• [Supplied data]

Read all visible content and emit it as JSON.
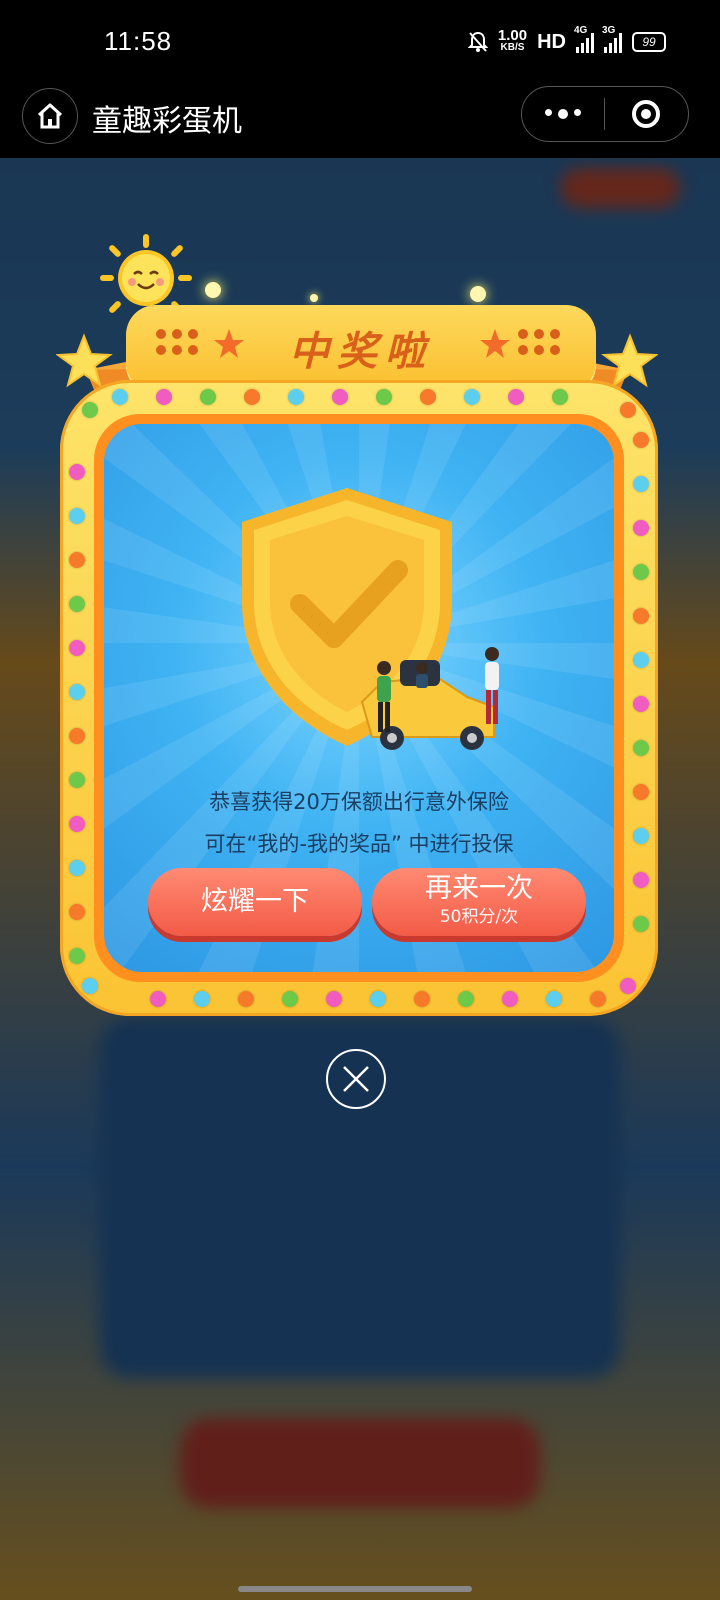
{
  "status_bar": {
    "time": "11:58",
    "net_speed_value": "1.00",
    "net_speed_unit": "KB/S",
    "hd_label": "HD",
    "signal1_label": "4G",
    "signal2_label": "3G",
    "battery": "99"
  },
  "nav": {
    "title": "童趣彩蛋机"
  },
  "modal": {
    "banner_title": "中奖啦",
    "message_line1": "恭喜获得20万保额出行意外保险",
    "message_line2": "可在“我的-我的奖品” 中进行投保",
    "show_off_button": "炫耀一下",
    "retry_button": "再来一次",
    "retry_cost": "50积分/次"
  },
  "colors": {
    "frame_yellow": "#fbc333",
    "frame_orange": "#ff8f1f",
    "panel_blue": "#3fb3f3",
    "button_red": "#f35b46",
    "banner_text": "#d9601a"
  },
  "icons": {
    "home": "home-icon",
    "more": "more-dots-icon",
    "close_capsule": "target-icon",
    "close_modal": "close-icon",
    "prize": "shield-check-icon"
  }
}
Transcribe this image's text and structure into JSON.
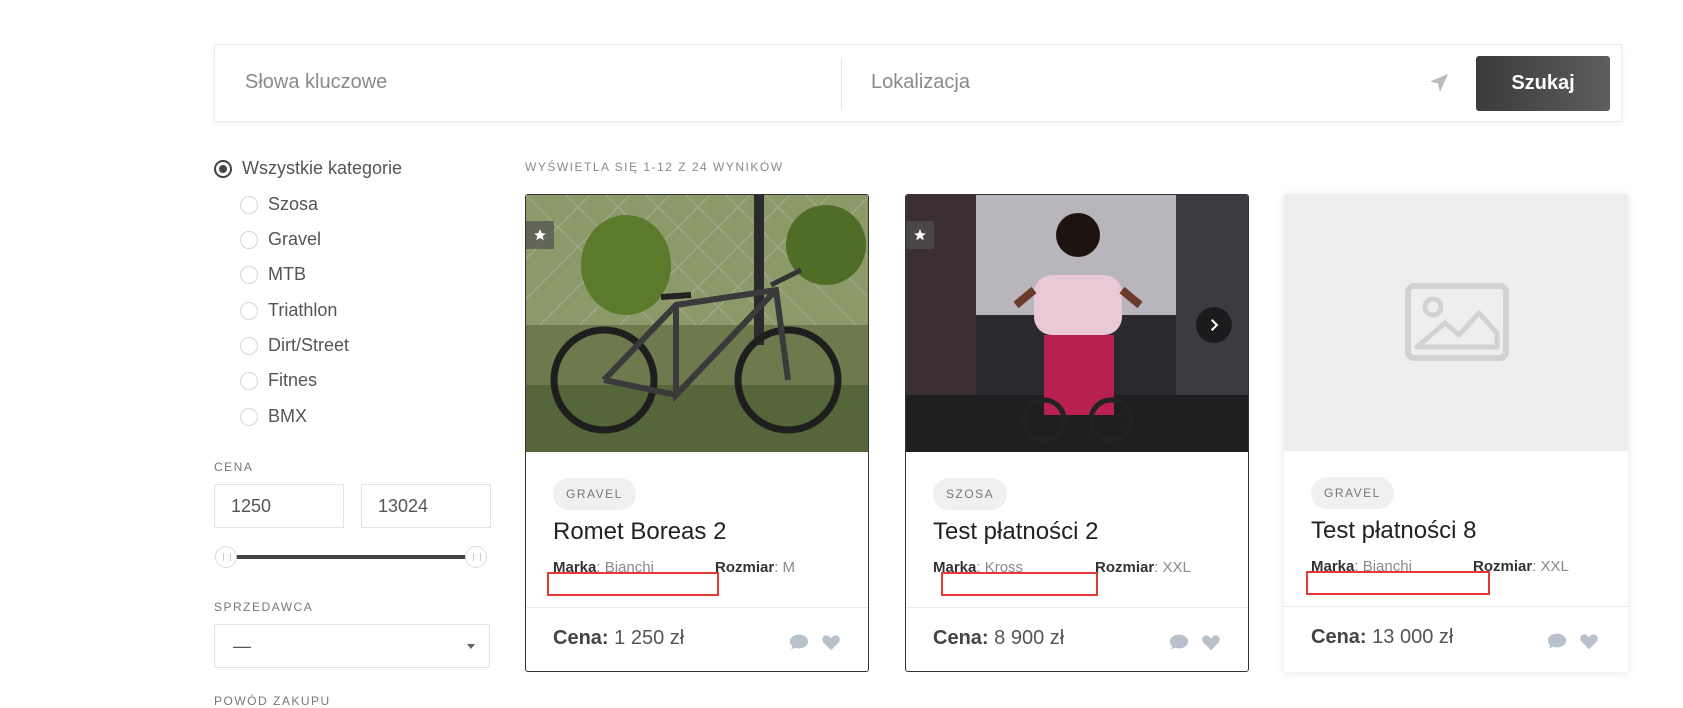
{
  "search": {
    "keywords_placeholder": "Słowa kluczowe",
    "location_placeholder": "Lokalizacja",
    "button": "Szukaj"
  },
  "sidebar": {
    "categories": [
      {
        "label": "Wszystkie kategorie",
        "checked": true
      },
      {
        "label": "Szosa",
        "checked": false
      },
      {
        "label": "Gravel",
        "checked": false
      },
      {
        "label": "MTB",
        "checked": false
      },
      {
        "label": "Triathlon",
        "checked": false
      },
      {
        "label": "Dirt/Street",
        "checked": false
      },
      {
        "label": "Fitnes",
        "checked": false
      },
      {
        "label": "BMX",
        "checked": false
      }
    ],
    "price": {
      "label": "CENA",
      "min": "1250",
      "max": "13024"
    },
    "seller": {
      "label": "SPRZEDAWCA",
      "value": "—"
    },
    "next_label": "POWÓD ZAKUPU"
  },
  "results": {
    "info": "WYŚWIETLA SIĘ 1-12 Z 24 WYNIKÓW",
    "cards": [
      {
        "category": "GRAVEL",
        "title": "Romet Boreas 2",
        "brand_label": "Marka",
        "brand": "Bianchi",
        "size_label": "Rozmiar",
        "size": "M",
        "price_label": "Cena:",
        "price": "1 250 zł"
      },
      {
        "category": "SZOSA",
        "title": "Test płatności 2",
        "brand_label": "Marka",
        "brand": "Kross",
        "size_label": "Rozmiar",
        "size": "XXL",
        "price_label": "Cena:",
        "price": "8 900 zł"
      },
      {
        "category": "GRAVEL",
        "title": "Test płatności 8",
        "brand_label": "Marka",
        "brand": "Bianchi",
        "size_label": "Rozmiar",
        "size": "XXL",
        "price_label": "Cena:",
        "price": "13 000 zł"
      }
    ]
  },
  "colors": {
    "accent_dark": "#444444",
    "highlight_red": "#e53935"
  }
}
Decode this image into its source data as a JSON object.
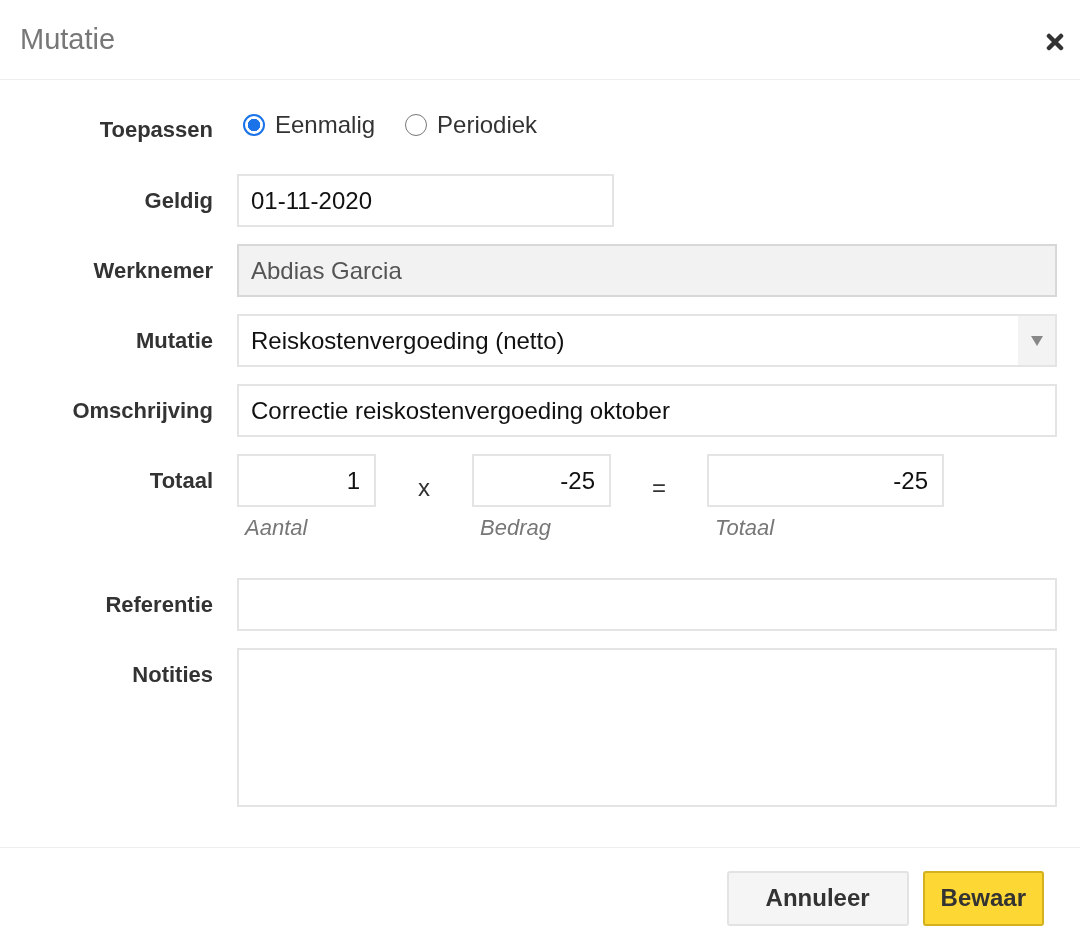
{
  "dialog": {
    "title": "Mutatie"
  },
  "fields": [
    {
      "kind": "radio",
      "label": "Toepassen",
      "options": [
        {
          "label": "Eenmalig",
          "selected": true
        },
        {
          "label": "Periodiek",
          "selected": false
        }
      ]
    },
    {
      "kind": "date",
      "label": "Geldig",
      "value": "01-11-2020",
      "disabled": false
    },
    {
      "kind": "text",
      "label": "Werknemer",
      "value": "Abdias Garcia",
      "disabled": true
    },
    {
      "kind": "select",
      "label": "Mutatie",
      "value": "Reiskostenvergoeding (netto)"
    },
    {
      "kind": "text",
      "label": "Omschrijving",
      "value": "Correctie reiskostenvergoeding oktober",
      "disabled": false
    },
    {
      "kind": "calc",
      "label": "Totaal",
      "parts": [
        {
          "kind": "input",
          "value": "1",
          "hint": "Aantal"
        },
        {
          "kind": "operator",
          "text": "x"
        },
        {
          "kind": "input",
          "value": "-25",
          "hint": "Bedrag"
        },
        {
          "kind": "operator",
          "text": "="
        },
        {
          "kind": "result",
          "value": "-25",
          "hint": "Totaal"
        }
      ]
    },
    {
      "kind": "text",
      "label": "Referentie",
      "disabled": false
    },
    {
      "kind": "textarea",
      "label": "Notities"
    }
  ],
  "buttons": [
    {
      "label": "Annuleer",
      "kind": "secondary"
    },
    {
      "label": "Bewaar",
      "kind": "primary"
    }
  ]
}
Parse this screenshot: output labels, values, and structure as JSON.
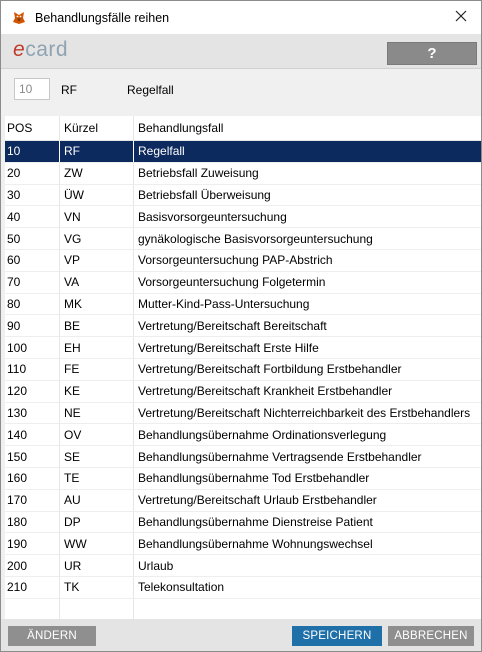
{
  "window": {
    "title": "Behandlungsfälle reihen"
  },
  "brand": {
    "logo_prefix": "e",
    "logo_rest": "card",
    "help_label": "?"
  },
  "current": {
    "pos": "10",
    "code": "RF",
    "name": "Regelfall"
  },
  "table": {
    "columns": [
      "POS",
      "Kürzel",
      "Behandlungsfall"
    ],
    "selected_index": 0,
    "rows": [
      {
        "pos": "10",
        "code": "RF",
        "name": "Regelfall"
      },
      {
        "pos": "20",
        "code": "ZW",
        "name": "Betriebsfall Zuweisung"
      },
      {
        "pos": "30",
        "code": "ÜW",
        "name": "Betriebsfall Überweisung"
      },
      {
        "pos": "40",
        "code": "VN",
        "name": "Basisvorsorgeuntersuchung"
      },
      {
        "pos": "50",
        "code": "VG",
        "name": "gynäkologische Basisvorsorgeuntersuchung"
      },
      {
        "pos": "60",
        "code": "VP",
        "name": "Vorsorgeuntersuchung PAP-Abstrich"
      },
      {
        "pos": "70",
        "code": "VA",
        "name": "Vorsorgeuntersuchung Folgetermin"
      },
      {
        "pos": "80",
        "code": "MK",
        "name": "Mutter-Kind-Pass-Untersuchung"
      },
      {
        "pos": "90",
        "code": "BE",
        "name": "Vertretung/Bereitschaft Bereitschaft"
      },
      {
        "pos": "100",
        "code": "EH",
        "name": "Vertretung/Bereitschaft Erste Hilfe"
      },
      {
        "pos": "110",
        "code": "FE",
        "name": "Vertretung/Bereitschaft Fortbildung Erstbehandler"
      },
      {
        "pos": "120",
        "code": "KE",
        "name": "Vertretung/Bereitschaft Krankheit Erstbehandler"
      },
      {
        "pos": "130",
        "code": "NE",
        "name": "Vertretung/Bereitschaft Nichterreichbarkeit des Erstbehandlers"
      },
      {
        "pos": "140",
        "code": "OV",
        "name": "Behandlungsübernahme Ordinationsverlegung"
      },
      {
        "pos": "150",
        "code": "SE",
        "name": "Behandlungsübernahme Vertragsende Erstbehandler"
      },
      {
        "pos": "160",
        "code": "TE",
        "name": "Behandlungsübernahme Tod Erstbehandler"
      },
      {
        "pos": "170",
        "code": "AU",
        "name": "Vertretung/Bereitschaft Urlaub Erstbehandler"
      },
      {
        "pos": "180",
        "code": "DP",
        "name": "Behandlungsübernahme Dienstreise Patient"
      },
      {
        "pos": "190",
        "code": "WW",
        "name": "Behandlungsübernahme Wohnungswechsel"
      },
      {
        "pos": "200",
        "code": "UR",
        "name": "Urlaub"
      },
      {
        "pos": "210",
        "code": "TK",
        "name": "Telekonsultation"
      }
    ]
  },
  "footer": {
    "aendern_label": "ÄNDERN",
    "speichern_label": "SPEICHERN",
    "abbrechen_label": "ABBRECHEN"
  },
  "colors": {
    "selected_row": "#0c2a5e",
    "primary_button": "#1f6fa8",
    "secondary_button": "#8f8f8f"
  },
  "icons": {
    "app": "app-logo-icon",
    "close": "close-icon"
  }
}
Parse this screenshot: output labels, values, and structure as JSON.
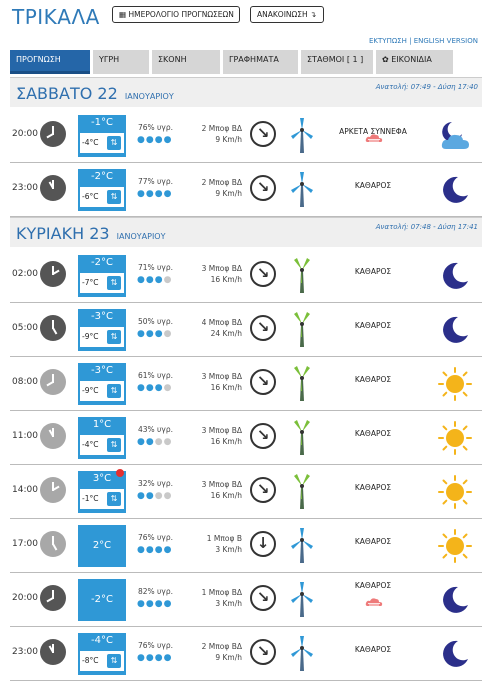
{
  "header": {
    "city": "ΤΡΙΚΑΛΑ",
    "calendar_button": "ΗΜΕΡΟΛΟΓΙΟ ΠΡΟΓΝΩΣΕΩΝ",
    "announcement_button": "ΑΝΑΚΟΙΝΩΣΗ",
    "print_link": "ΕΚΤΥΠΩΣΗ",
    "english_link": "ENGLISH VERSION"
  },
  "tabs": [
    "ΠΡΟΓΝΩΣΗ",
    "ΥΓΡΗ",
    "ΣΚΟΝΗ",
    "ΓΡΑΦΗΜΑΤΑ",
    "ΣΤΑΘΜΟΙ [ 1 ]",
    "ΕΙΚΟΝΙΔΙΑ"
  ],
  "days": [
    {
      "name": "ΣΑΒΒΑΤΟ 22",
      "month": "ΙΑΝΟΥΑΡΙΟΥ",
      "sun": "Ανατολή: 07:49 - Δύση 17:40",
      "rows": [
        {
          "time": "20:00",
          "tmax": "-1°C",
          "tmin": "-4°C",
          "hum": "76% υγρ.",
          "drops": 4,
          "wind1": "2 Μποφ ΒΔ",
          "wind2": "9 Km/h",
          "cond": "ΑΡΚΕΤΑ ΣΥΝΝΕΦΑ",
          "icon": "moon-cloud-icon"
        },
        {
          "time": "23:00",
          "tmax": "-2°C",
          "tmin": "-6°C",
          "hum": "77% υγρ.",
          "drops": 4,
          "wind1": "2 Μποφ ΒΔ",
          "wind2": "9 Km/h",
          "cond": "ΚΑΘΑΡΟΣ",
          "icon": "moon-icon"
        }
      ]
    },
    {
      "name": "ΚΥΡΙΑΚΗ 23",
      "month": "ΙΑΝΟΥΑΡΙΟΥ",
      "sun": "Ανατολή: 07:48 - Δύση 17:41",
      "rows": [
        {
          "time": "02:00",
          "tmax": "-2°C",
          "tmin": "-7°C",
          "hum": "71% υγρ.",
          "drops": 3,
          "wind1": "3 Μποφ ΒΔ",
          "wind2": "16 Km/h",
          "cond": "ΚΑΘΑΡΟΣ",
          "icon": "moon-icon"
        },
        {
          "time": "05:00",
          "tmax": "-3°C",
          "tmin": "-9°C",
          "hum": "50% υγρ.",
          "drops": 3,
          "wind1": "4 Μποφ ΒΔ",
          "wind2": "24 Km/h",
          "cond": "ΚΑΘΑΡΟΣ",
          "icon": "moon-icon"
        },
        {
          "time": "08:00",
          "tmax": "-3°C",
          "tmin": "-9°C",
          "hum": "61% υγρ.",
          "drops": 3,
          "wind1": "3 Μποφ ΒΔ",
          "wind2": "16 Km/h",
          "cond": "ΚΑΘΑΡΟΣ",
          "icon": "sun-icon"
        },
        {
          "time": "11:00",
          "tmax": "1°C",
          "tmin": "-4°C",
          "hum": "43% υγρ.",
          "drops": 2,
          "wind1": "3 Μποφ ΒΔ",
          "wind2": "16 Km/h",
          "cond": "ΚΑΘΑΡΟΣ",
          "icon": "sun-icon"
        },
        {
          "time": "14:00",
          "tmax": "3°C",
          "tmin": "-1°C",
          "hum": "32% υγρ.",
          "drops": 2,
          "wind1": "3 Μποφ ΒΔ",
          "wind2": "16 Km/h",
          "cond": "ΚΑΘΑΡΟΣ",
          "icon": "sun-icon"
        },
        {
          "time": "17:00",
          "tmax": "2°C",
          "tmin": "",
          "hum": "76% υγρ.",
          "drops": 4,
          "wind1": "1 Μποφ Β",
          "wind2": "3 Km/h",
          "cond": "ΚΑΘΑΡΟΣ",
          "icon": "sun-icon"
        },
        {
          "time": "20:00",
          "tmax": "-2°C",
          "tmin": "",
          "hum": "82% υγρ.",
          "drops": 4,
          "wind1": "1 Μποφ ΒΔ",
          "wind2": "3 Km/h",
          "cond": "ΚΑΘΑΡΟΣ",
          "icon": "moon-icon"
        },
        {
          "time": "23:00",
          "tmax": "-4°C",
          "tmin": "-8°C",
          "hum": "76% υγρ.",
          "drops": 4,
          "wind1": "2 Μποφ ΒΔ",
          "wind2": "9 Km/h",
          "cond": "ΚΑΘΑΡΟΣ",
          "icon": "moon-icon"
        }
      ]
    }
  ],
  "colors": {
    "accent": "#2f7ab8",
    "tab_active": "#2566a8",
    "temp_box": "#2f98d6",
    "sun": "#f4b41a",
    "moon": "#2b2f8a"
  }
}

• [Task statement] List all lines in the material containing the string "true".

• [Solution for this problem]
        "checked": true
          "selected": true
      "disabled": true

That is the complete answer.